Exercise task: Gather each line in the entries that includes the string "marketing".

Collection entries:

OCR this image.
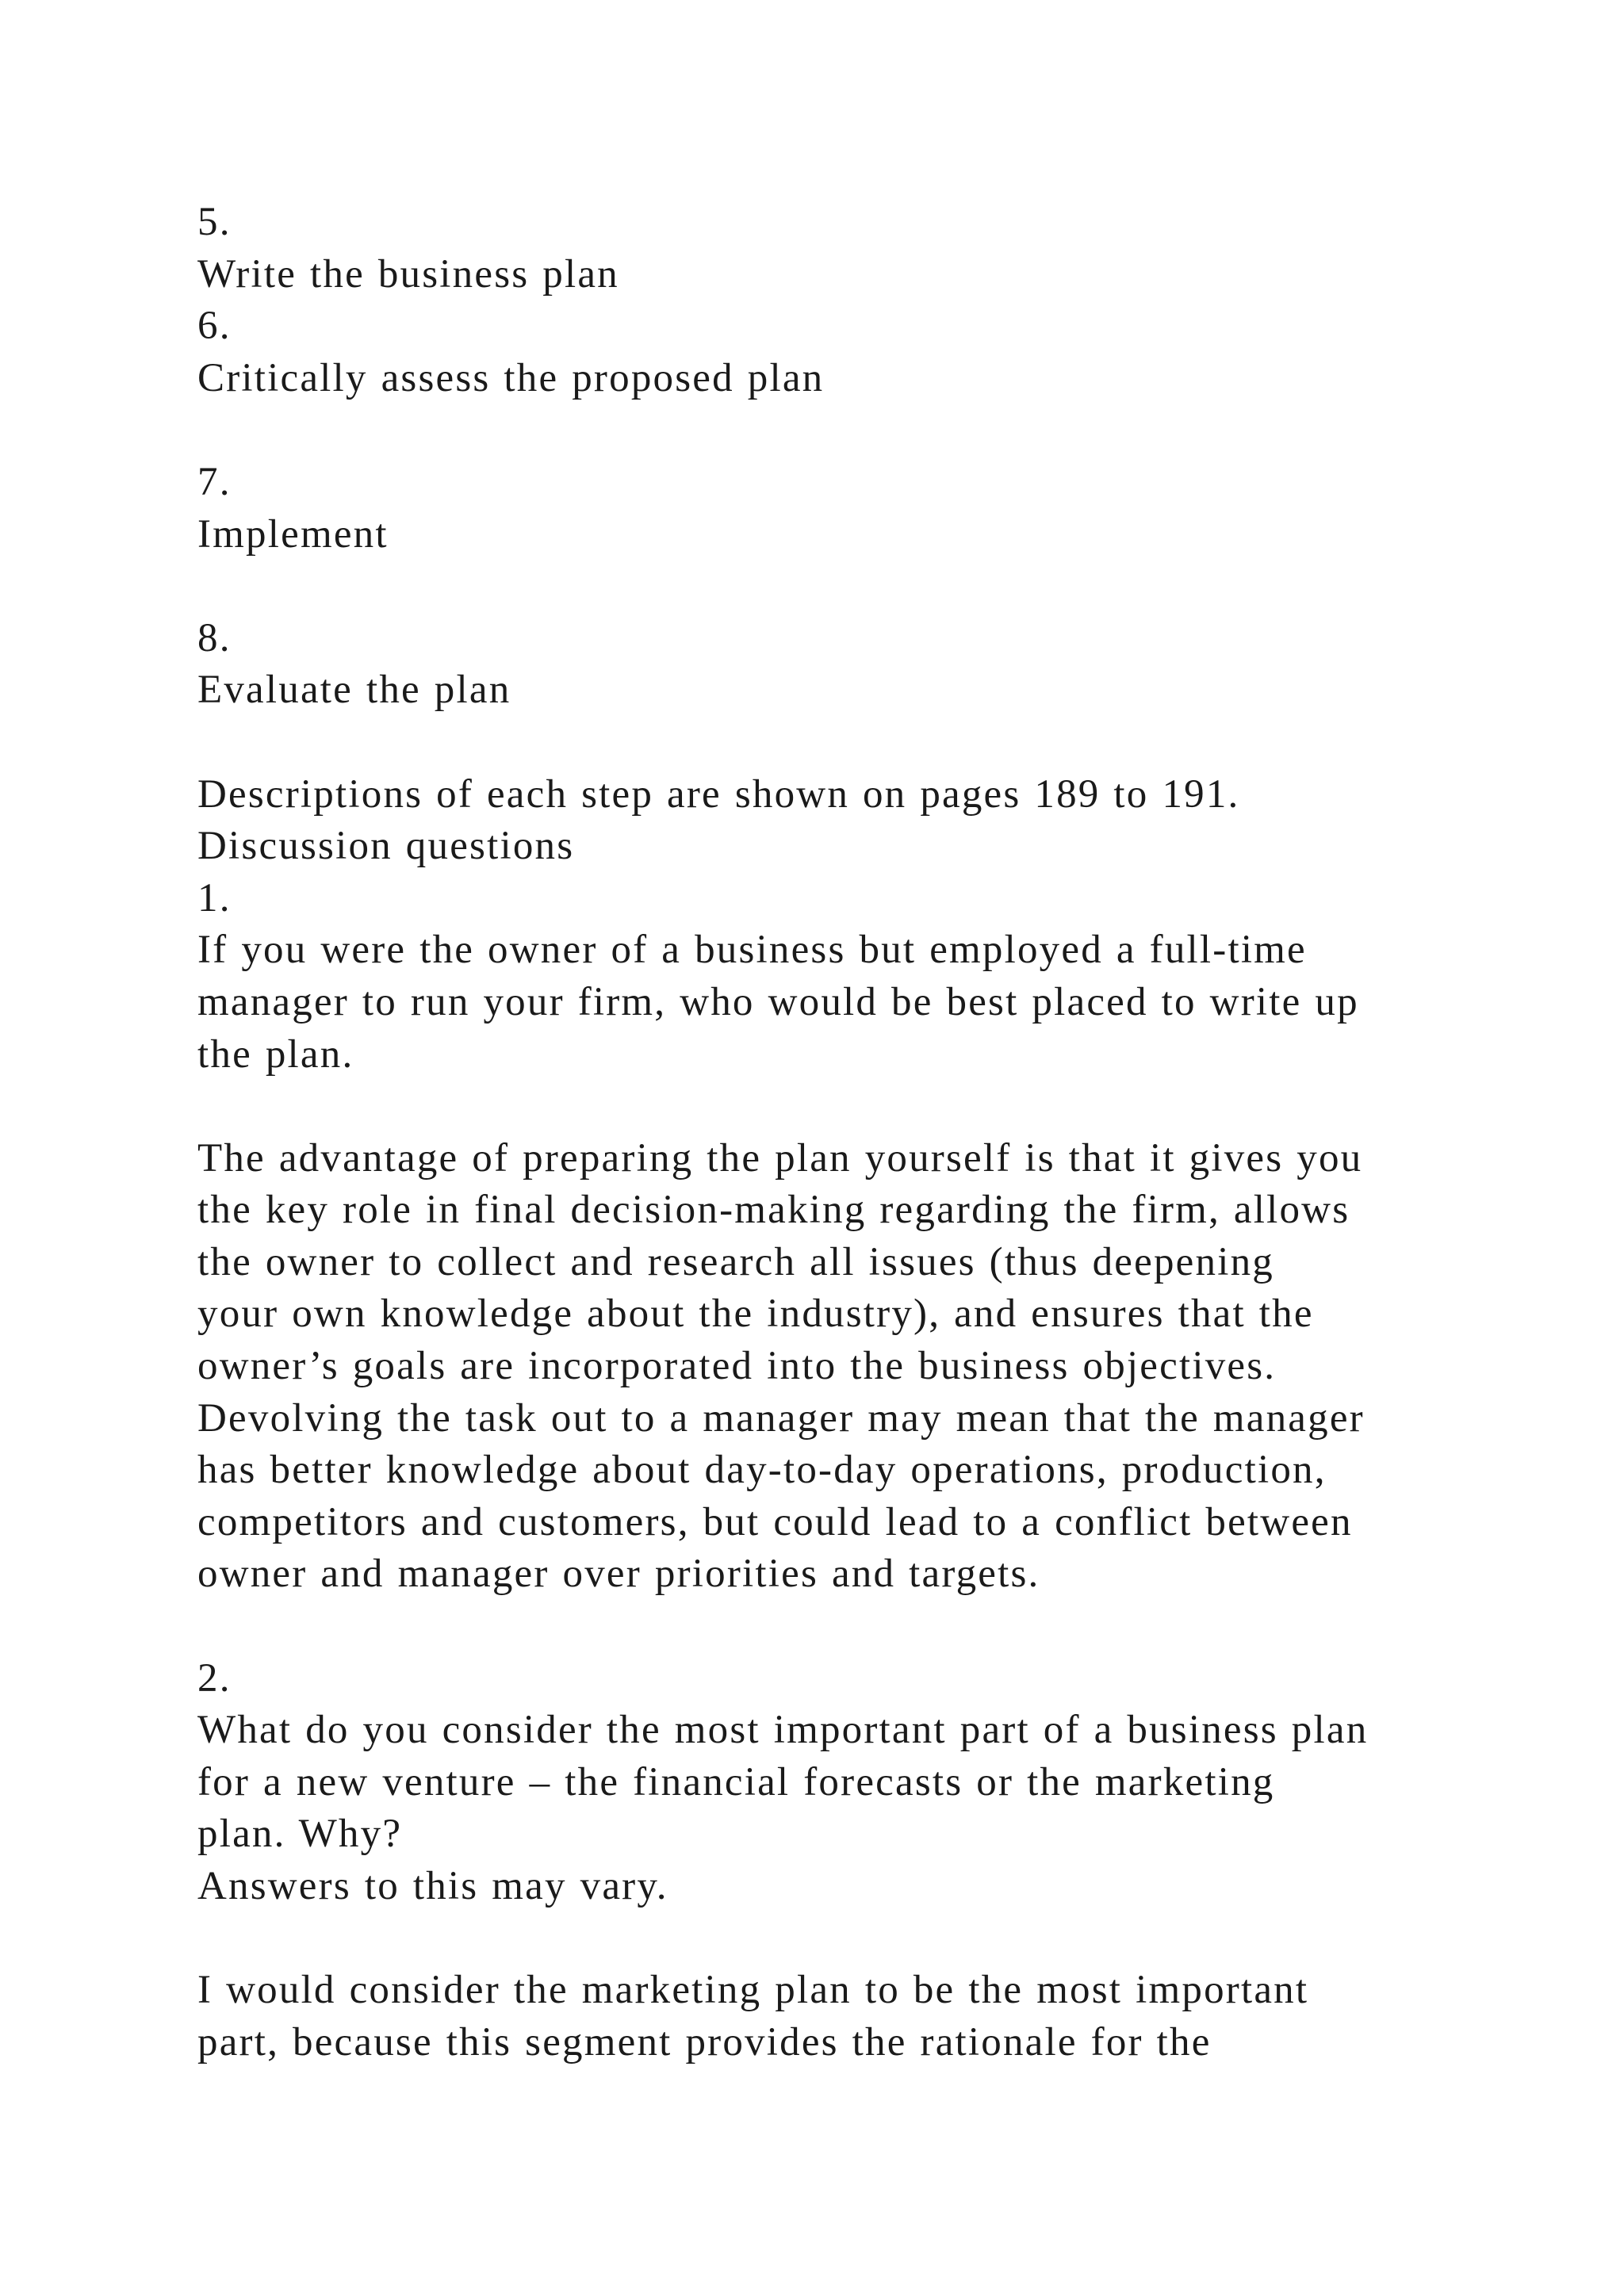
5.
Write the business plan
6.
Critically assess the proposed plan
7.
Implement
8.
Evaluate the plan
Descriptions of each step are shown on pages 189 to 191.
Discussion questions
1.
If you were the owner of a business but employed a full-time
manager to run your firm, who would be best placed to write up
the plan.
The advantage of preparing the plan yourself is that it gives you
the key role in final decision-making regarding the firm, allows
the owner to collect and research all issues (thus deepening
your own knowledge about the industry), and ensures that the
owner’s goals are incorporated into the business objectives.
Devolving the task out to a manager may mean that the manager
has better knowledge about day-to-day operations, production,
competitors and customers, but could lead to a conflict between
owner and manager over priorities and targets.
2.
What do you consider the most important part of a business plan
for a new venture – the financial forecasts or the marketing
plan. Why?
Answers to this may vary.
I would consider the marketing plan to be the most important
part, because this segment provides the rationale for the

Exercise result:
for a new venture – the financial forecasts or the marketing
I would consider the marketing plan to be the most important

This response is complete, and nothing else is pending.